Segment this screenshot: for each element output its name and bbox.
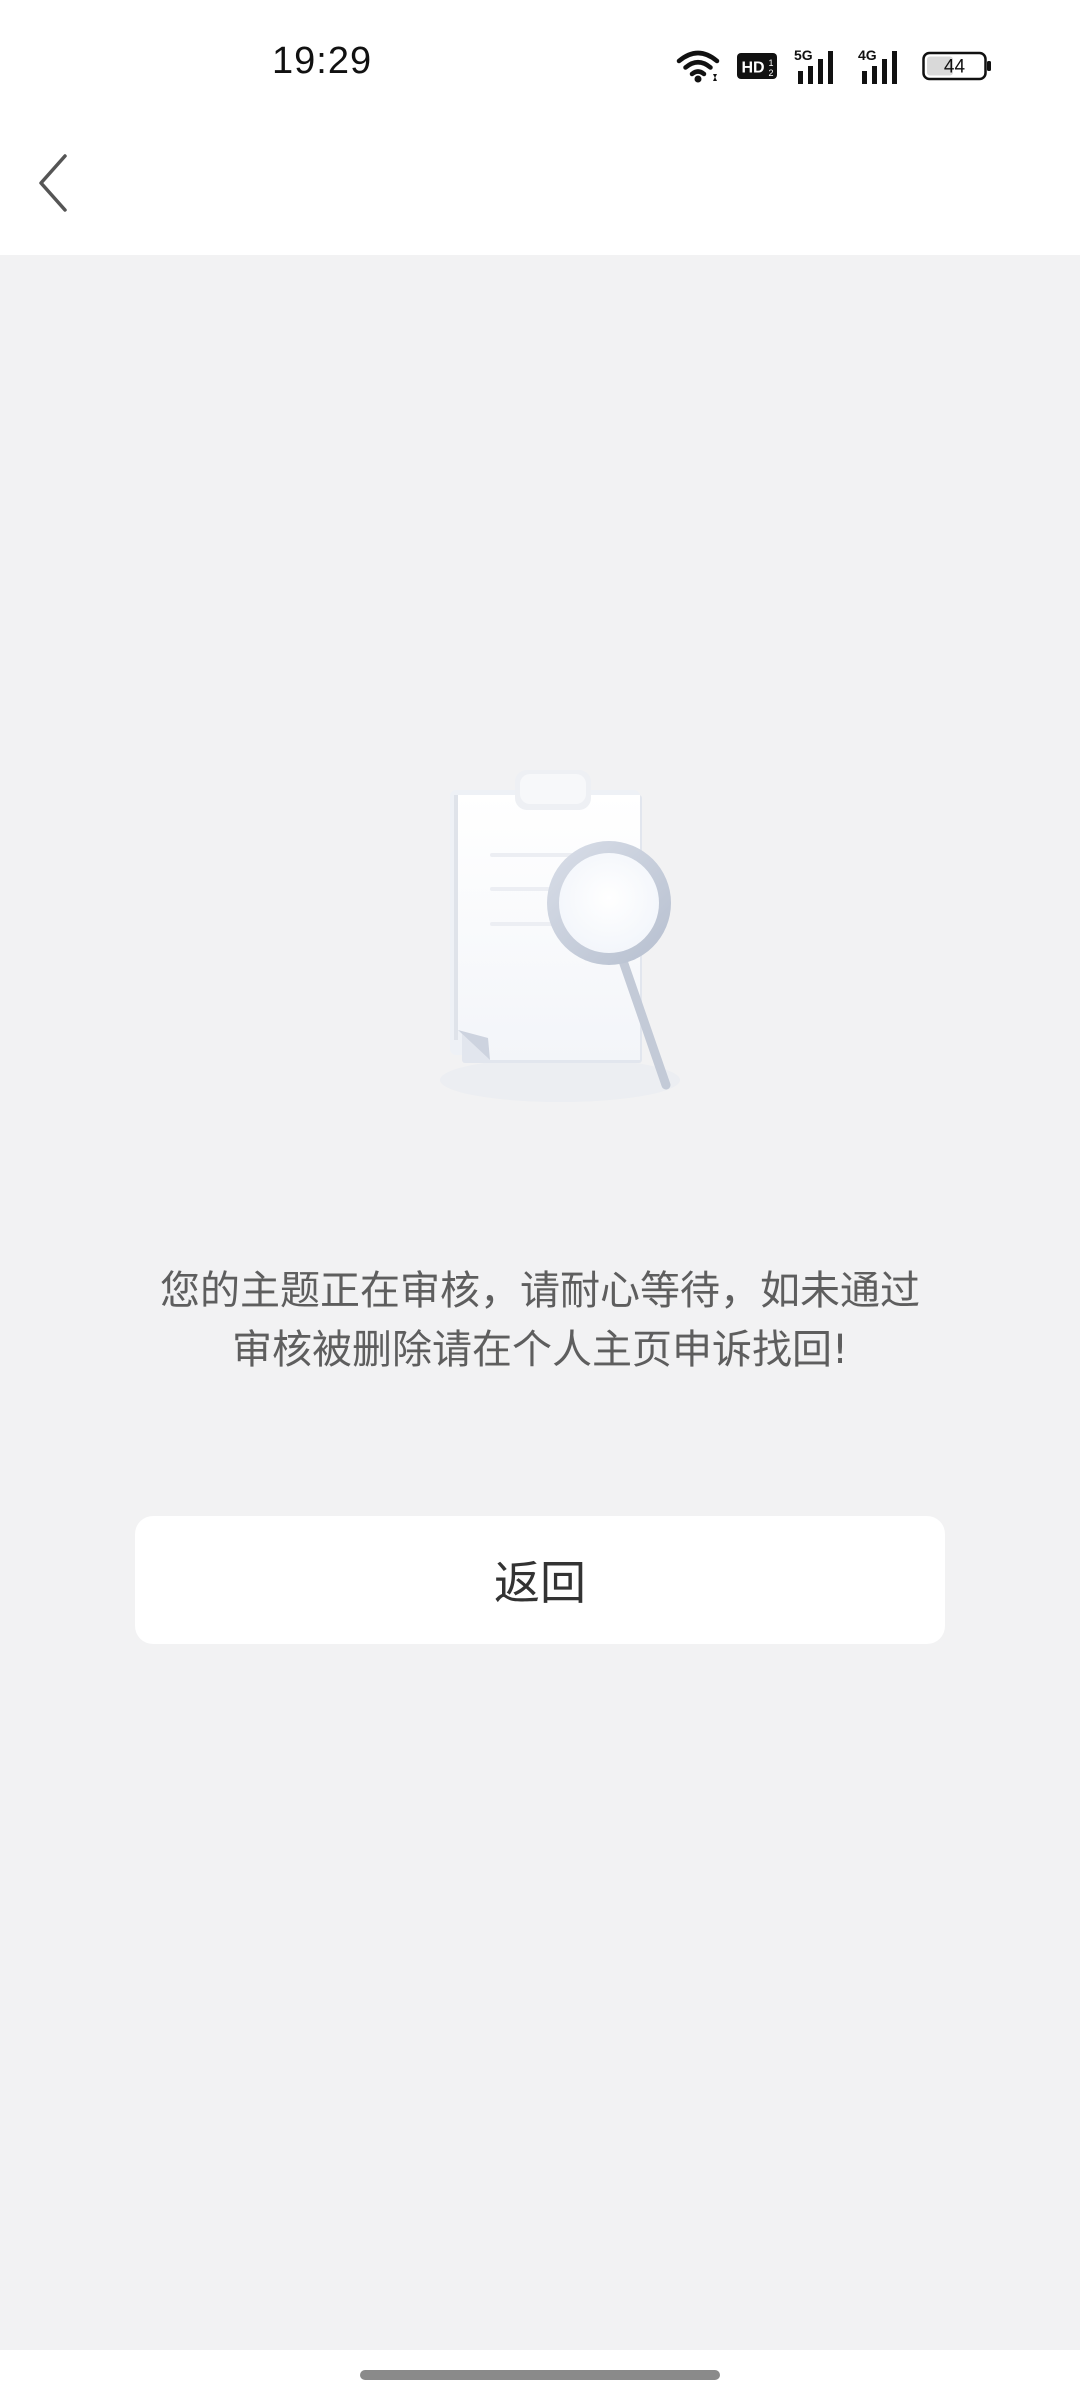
chevron-left-icon <box>35 151 75 219</box>
signal-5g-label: 5G <box>794 47 813 63</box>
svg-text:1: 1 <box>768 58 773 68</box>
document-search-icon <box>400 740 700 1140</box>
nav-bar <box>0 120 1080 255</box>
battery-level: 44 <box>944 57 966 78</box>
hd-icon: HD 1 2 <box>736 52 778 80</box>
status-time: 19:29 <box>272 40 373 82</box>
hd-label: HD <box>741 60 764 77</box>
signal-4g-icon: 4G <box>858 47 906 85</box>
signal-5g-icon: 5G <box>794 47 842 85</box>
battery-icon: 44 <box>922 51 992 81</box>
status-icons: HD 1 2 5G 4G 44 <box>676 44 992 88</box>
review-message: 您的主题正在审核，请耐心等待，如未通过审核被删除请在个人主页申诉找回! <box>160 1268 920 1373</box>
wifi-icon <box>676 48 720 84</box>
status-bar: 19:29 HD 1 2 5G 4G 44 <box>0 0 1080 120</box>
gesture-bar-area <box>0 2350 1080 2400</box>
signal-4g-label: 4G <box>858 47 877 63</box>
svg-text:2: 2 <box>768 68 773 78</box>
return-button[interactable]: 返回 <box>135 1516 945 1644</box>
back-button[interactable] <box>10 140 100 230</box>
home-indicator[interactable] <box>360 2370 720 2380</box>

◆ WORK TO DO ◆
Duplicate the listing lines verbatim, everything from the line containing "chevron-left-icon <box>35 151 75 219</box>" down to the line containing "review-message: 您的主题正在审核，请耐心等待，如未通过审核被删除请在个人主页申诉找回! <box>160", both included.

◆ RESPONSE TO THE EXERCISE ◆
chevron-left-icon <box>35 151 75 219</box>
signal-5g-label: 5G <box>794 47 813 63</box>
svg-text:1: 1 <box>768 58 773 68</box>
document-search-icon <box>400 740 700 1140</box>
nav-bar <box>0 120 1080 255</box>
battery-level: 44 <box>944 57 966 78</box>
hd-icon: HD 1 2 <box>736 52 778 80</box>
status-time: 19:29 <box>272 40 373 82</box>
hd-label: HD <box>741 60 764 77</box>
signal-4g-icon: 4G <box>858 47 906 85</box>
signal-5g-icon: 5G <box>794 47 842 85</box>
battery-icon: 44 <box>922 51 992 81</box>
status-icons: HD 1 2 5G 4G 44 <box>676 44 992 88</box>
review-message: 您的主题正在审核，请耐心等待，如未通过审核被删除请在个人主页申诉找回! <box>160 1268 920 1373</box>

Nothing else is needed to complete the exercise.